_Work required_
Write out every record below exactly as it appears.

_Data records_

○ ○ ○ ○ ○ ○ ○

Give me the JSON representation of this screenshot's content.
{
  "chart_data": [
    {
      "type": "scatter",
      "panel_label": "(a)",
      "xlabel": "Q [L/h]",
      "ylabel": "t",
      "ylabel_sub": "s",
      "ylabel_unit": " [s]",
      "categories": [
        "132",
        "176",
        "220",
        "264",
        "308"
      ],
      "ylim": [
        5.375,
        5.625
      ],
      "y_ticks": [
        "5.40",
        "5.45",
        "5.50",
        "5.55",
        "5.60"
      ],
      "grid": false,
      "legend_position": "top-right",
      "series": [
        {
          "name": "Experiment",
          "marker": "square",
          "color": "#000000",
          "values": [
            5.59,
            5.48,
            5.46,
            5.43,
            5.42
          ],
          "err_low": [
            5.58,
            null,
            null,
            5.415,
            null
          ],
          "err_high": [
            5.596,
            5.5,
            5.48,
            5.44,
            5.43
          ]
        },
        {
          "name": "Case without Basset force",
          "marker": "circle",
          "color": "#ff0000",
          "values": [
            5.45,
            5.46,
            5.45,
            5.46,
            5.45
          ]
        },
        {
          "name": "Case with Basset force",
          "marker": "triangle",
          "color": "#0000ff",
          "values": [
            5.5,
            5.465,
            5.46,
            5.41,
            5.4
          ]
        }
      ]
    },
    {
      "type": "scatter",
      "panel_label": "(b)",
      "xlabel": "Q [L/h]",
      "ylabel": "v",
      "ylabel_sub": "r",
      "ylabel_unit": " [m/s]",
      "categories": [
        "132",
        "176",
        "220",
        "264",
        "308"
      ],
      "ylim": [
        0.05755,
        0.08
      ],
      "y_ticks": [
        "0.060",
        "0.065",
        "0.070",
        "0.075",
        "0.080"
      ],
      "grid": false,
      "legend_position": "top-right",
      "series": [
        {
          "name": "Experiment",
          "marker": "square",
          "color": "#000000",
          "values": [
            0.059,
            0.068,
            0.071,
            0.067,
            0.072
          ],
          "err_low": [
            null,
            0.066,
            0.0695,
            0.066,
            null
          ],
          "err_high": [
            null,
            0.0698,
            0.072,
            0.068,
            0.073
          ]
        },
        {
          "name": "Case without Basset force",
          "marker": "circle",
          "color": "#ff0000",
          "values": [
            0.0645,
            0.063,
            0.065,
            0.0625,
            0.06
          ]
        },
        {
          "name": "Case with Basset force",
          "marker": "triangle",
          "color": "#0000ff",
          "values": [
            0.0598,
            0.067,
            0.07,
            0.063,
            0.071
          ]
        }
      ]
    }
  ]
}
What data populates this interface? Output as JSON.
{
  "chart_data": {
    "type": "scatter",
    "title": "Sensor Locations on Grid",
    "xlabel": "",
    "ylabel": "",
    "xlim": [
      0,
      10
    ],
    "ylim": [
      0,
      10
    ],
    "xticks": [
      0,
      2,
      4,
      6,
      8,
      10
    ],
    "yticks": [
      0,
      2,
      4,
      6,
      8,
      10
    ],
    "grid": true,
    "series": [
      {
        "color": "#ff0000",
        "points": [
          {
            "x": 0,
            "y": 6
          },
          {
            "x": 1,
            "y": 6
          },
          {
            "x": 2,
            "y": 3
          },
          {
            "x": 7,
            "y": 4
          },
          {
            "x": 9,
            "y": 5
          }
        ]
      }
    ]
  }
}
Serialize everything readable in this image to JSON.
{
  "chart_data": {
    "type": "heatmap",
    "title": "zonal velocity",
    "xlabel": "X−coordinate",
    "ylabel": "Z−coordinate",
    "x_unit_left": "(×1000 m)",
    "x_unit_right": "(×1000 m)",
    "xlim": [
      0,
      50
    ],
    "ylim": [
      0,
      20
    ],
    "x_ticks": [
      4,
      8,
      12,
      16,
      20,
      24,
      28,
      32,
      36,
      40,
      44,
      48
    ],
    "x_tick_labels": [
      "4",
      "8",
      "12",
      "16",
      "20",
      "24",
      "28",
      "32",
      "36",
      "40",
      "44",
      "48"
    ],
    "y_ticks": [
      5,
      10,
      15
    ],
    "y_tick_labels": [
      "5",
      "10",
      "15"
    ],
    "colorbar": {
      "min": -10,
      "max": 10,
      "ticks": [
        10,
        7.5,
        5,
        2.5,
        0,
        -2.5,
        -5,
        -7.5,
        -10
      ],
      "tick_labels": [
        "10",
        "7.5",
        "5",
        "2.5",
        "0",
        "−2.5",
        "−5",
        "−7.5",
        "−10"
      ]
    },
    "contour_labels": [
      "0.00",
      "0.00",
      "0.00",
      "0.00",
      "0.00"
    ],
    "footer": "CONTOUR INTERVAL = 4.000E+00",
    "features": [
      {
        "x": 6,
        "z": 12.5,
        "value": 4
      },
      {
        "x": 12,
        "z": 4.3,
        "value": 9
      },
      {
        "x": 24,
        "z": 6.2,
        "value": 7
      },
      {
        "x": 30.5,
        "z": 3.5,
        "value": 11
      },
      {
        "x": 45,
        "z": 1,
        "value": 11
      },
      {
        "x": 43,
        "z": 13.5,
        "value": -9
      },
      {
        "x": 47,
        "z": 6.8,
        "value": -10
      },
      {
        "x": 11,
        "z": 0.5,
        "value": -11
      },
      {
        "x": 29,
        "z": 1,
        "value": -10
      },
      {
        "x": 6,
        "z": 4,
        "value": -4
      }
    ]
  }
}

○ ○ ○ ○ ○ ○ ○

_Answer_
Give me the JSON representation of this screenshot's content.
{
  "chart_data": [
    {
      "type": "scatter",
      "panel_label": "(a)",
      "xlabel": "Q [L/h]",
      "ylabel": "t",
      "ylabel_sub": "s",
      "ylabel_unit": " [s]",
      "categories": [
        "132",
        "176",
        "220",
        "264",
        "308"
      ],
      "ylim": [
        5.375,
        5.625
      ],
      "y_ticks": [
        "5.40",
        "5.45",
        "5.50",
        "5.55",
        "5.60"
      ],
      "grid": false,
      "legend_position": "top-right",
      "series": [
        {
          "name": "Experiment",
          "marker": "square",
          "color": "#000000",
          "values": [
            5.59,
            5.48,
            5.46,
            5.43,
            5.42
          ],
          "err_low": [
            5.58,
            null,
            null,
            5.415,
            null
          ],
          "err_high": [
            5.596,
            5.5,
            5.48,
            5.44,
            5.43
          ]
        },
        {
          "name": "Case without Basset force",
          "marker": "circle",
          "color": "#ff0000",
          "values": [
            5.45,
            5.46,
            5.45,
            5.46,
            5.45
          ]
        },
        {
          "name": "Case with Basset force",
          "marker": "triangle",
          "color": "#0000ff",
          "values": [
            5.5,
            5.465,
            5.46,
            5.41,
            5.4
          ]
        }
      ]
    },
    {
      "type": "scatter",
      "panel_label": "(b)",
      "xlabel": "Q [L/h]",
      "ylabel": "v",
      "ylabel_sub": "r",
      "ylabel_unit": " [m/s]",
      "categories": [
        "132",
        "176",
        "220",
        "264",
        "308"
      ],
      "ylim": [
        0.05755,
        0.08
      ],
      "y_ticks": [
        "0.060",
        "0.065",
        "0.070",
        "0.075",
        "0.080"
      ],
      "grid": false,
      "legend_position": "top-right",
      "series": [
        {
          "name": "Experiment",
          "marker": "square",
          "color": "#000000",
          "values": [
            0.059,
            0.068,
            0.071,
            0.067,
            0.072
          ],
          "err_low": [
            null,
            0.066,
            0.0695,
            0.066,
            null
          ],
          "err_high": [
            null,
            0.0698,
            0.072,
            0.068,
            0.073
          ]
        },
        {
          "name": "Case without Basset force",
          "marker": "circle",
          "color": "#ff0000",
          "values": [
            0.0645,
            0.063,
            0.065,
            0.0625,
            0.06
          ]
        },
        {
          "name": "Case with Basset force",
          "marker": "triangle",
          "color": "#0000ff",
          "values": [
            0.0598,
            0.067,
            0.07,
            0.063,
            0.071
          ]
        }
      ]
    }
  ]
}
What data populates this interface? Output as JSON.
{
  "chart_data": {
    "type": "scatter",
    "title": "Sensor Locations on Grid",
    "xlabel": "",
    "ylabel": "",
    "xlim": [
      0,
      10
    ],
    "ylim": [
      0,
      10
    ],
    "xticks": [
      0,
      2,
      4,
      6,
      8,
      10
    ],
    "yticks": [
      0,
      2,
      4,
      6,
      8,
      10
    ],
    "grid": true,
    "series": [
      {
        "color": "#ff0000",
        "points": [
          {
            "x": 0,
            "y": 6
          },
          {
            "x": 1,
            "y": 6
          },
          {
            "x": 2,
            "y": 3
          },
          {
            "x": 7,
            "y": 4
          },
          {
            "x": 9,
            "y": 5
          }
        ]
      }
    ]
  }
}
Serialize everything readable in this image to JSON.
{
  "chart_data": {
    "type": "heatmap",
    "title": "zonal velocity",
    "xlabel": "X−coordinate",
    "ylabel": "Z−coordinate",
    "x_unit_left": "(×1000 m)",
    "x_unit_right": "(×1000 m)",
    "xlim": [
      0,
      50
    ],
    "ylim": [
      0,
      20
    ],
    "x_ticks": [
      4,
      8,
      12,
      16,
      20,
      24,
      28,
      32,
      36,
      40,
      44,
      48
    ],
    "x_tick_labels": [
      "4",
      "8",
      "12",
      "16",
      "20",
      "24",
      "28",
      "32",
      "36",
      "40",
      "44",
      "48"
    ],
    "y_ticks": [
      5,
      10,
      15
    ],
    "y_tick_labels": [
      "5",
      "10",
      "15"
    ],
    "colorbar": {
      "min": -10,
      "max": 10,
      "ticks": [
        10,
        7.5,
        5,
        2.5,
        0,
        -2.5,
        -5,
        -7.5,
        -10
      ],
      "tick_labels": [
        "10",
        "7.5",
        "5",
        "2.5",
        "0",
        "−2.5",
        "−5",
        "−7.5",
        "−10"
      ]
    },
    "contour_labels": [
      "0.00",
      "0.00",
      "0.00",
      "0.00",
      "0.00"
    ],
    "footer": "CONTOUR INTERVAL = 4.000E+00",
    "features": [
      {
        "x": 6,
        "z": 12.5,
        "value": 4
      },
      {
        "x": 12,
        "z": 4.3,
        "value": 9
      },
      {
        "x": 24,
        "z": 6.2,
        "value": 7
      },
      {
        "x": 30.5,
        "z": 3.5,
        "value": 11
      },
      {
        "x": 45,
        "z": 1,
        "value": 11
      },
      {
        "x": 43,
        "z": 13.5,
        "value": -9
      },
      {
        "x": 47,
        "z": 6.8,
        "value": -10
      },
      {
        "x": 11,
        "z": 0.5,
        "value": -11
      },
      {
        "x": 29,
        "z": 1,
        "value": -10
      },
      {
        "x": 6,
        "z": 4,
        "value": -4
      }
    ]
  }
}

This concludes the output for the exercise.